Start of ENTRIES SHOWN

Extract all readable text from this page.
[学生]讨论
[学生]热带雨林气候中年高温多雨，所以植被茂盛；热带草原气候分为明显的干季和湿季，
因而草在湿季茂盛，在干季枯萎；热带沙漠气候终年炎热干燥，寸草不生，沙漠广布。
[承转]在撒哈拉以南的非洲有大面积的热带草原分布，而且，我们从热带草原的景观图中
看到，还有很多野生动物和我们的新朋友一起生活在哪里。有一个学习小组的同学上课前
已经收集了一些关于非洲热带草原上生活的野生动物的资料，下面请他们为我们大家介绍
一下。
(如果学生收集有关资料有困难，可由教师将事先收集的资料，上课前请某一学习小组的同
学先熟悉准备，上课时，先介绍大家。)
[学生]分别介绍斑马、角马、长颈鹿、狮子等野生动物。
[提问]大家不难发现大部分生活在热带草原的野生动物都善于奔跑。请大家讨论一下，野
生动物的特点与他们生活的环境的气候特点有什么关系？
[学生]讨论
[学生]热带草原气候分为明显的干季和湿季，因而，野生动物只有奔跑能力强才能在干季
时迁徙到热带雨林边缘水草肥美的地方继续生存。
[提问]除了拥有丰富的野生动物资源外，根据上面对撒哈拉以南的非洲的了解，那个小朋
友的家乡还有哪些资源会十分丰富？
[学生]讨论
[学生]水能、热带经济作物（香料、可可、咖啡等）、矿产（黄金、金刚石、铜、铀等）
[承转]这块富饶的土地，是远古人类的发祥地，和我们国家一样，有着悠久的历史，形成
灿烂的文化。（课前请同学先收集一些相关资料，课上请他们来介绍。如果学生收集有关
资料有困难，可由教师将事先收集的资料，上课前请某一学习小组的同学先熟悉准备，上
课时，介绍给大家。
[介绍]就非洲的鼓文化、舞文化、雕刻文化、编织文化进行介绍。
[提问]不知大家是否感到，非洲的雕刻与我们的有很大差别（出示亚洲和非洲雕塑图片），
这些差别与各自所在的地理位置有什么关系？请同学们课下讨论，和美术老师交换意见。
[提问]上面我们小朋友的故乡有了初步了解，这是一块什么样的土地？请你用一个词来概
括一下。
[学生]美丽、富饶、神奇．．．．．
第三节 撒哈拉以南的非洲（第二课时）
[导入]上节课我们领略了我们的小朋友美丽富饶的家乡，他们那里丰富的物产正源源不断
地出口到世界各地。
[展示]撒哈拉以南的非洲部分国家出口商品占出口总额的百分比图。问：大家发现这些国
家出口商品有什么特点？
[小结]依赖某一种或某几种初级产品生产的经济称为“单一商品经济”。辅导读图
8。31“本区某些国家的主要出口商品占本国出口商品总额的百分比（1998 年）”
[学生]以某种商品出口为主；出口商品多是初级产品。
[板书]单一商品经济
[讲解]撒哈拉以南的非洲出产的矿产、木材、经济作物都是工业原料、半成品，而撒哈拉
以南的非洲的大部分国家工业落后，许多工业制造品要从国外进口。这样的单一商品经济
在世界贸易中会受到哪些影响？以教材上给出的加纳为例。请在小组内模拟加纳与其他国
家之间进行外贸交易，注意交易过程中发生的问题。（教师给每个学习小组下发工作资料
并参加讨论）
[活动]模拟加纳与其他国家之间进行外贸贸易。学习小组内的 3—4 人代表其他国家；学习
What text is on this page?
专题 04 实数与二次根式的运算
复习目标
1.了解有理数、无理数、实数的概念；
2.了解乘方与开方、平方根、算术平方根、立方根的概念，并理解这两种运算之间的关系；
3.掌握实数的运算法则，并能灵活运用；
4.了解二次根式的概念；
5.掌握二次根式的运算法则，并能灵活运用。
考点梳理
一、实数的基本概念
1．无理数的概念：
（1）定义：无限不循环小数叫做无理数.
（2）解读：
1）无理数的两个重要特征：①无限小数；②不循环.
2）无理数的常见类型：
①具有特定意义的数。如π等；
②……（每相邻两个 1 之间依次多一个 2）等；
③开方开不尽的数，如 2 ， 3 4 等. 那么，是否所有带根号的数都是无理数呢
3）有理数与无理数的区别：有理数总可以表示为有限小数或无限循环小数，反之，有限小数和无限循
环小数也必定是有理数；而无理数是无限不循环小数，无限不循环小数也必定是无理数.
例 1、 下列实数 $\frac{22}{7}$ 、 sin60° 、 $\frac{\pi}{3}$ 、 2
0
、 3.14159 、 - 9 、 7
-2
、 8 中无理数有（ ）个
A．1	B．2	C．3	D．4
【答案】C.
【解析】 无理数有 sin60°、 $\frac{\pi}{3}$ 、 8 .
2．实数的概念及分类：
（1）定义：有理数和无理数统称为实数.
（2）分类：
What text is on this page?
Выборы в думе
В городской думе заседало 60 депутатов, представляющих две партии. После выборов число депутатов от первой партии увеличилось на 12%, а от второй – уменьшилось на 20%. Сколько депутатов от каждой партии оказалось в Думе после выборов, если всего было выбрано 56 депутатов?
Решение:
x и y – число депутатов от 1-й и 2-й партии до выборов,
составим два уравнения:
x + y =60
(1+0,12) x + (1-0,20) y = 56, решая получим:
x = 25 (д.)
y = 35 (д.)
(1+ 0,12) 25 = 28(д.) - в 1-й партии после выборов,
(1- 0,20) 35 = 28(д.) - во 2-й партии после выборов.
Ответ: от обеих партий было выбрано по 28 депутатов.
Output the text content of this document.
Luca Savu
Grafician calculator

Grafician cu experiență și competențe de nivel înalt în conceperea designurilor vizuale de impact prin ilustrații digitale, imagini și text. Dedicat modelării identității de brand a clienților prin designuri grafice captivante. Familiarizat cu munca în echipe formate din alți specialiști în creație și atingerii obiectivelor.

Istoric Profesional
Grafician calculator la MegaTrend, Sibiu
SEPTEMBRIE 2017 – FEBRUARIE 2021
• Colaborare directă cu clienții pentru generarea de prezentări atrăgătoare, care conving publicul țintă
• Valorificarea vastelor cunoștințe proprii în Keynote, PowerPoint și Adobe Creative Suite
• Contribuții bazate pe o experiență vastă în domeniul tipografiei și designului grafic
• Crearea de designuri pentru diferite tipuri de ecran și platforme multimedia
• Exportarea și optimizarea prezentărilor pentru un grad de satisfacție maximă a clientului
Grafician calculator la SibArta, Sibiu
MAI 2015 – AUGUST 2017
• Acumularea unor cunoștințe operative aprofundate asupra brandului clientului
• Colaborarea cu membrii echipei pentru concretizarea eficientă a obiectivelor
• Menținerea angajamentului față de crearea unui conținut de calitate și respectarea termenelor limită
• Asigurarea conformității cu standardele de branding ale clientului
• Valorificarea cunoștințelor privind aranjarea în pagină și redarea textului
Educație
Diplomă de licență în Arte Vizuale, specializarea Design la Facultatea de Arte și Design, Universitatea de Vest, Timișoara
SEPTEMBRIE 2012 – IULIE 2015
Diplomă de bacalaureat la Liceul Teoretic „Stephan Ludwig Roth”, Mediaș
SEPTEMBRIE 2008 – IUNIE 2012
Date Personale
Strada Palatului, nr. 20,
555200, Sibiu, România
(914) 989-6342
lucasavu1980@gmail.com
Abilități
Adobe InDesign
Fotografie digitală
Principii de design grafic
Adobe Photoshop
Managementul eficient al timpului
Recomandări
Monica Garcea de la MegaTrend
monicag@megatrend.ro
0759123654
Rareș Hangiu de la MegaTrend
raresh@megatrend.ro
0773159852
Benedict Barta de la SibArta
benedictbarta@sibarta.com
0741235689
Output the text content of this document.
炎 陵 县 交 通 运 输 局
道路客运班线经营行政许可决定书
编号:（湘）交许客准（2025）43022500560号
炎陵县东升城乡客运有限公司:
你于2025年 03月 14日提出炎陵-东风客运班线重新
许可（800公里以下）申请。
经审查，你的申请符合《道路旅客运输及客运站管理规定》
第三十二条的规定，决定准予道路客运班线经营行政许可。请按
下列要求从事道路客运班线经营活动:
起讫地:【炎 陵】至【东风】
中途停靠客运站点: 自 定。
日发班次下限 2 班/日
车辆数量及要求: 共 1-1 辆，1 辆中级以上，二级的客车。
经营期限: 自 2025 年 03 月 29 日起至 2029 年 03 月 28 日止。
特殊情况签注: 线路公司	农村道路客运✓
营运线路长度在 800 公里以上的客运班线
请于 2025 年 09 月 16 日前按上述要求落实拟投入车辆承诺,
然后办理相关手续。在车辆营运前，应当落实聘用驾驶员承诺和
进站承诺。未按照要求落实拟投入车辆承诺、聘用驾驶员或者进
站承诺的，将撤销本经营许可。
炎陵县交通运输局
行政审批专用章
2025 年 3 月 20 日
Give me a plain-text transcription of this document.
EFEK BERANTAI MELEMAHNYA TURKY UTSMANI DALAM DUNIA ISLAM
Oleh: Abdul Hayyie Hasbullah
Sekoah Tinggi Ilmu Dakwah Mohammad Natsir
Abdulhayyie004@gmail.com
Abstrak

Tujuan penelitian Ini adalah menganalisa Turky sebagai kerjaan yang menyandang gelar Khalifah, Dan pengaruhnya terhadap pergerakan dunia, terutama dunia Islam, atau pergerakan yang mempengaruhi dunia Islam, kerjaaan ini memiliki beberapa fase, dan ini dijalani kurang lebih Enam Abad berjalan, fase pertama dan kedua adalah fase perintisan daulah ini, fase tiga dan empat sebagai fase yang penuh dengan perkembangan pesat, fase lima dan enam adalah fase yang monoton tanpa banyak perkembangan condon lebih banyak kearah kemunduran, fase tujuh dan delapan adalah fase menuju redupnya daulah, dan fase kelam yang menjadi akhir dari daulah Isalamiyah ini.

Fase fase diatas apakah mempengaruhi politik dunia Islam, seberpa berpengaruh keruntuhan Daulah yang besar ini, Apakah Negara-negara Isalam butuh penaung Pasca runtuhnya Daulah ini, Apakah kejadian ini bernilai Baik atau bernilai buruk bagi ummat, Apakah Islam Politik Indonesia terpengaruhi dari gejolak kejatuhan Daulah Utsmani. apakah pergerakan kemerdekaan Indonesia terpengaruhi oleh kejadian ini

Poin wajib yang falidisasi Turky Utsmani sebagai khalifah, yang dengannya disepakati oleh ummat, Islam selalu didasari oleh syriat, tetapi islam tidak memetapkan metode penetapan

End of ENTRIES SHOWN

Return all lines with the word "Sibiu" in them.

OUTPUT BELOW -
Grafician calculator la MegaTrend, Sibiu
Grafician calculator la SibArta, Sibiu
555200, Sibiu, România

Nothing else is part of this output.